## What you should do
Leaving out every picture, quote the data below exactly as it appears.

[Dataset entries on figures]

╔══

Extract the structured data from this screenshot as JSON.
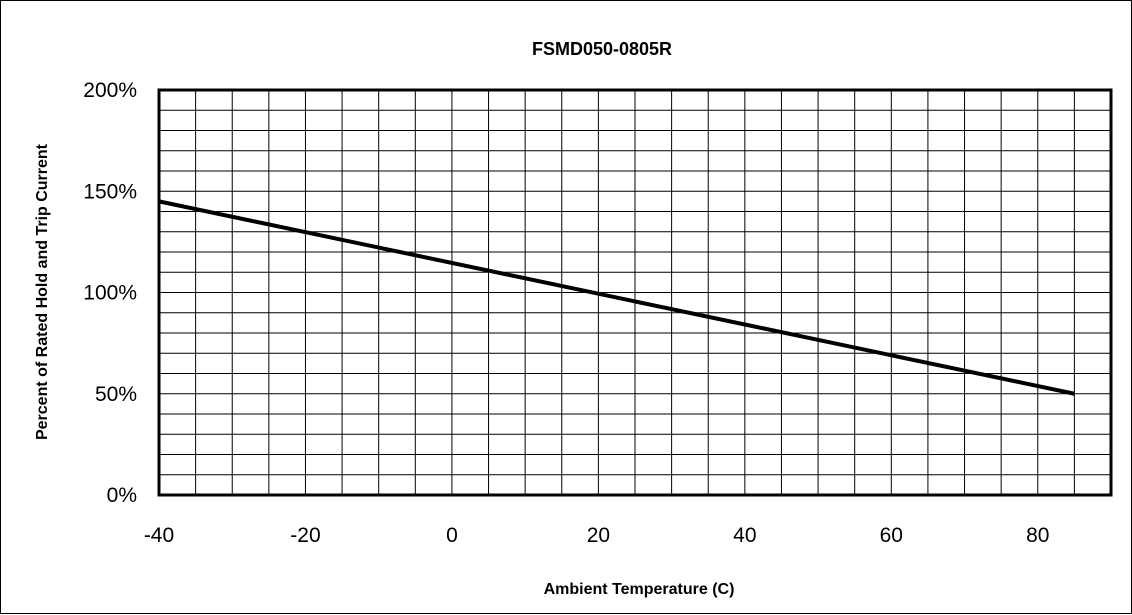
{
  "chart_data": {
    "type": "line",
    "title": "FSMD050-0805R",
    "xlabel": "Ambient Temperature (C)",
    "ylabel": "Percent of Rated Hold  and Trip Current",
    "xlim": [
      -40,
      90
    ],
    "ylim": [
      0,
      200
    ],
    "x_ticks": [
      -40,
      -20,
      0,
      20,
      40,
      60,
      80
    ],
    "x_tick_labels": [
      "-40",
      "-20",
      "0",
      "20",
      "40",
      "60",
      "80"
    ],
    "y_ticks": [
      0,
      50,
      100,
      150,
      200
    ],
    "y_tick_labels": [
      "0%",
      "50%",
      "100%",
      "150%",
      "200%"
    ],
    "x_minor_step": 5,
    "y_minor_step": 10,
    "grid": true,
    "legend": "none",
    "series": [
      {
        "x": [
          -40,
          85
        ],
        "y": [
          145,
          50
        ],
        "color": "#000000"
      }
    ]
  }
}
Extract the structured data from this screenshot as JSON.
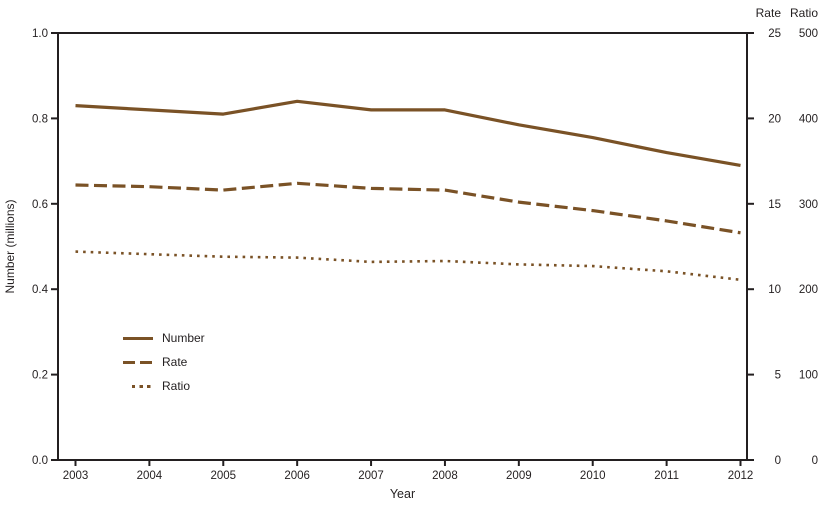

╚══

## Task answer
Extract the structured data from this screenshot as JSON.
{
  "chart_data": {
    "type": "line",
    "title": "FSMD050-0805R",
    "xlabel": "Ambient Temperature (C)",
    "ylabel": "Percent of Rated Hold  and Trip Current",
    "xlim": [
      -40,
      90
    ],
    "ylim": [
      0,
      200
    ],
    "x_ticks": [
      -40,
      -20,
      0,
      20,
      40,
      60,
      80
    ],
    "x_tick_labels": [
      "-40",
      "-20",
      "0",
      "20",
      "40",
      "60",
      "80"
    ],
    "y_ticks": [
      0,
      50,
      100,
      150,
      200
    ],
    "y_tick_labels": [
      "0%",
      "50%",
      "100%",
      "150%",
      "200%"
    ],
    "x_minor_step": 5,
    "y_minor_step": 10,
    "grid": true,
    "legend": "none",
    "series": [
      {
        "x": [
          -40,
          85
        ],
        "y": [
          145,
          50
        ],
        "color": "#000000"
      }
    ]
  }
}
Extract the structured data from this screenshot as JSON.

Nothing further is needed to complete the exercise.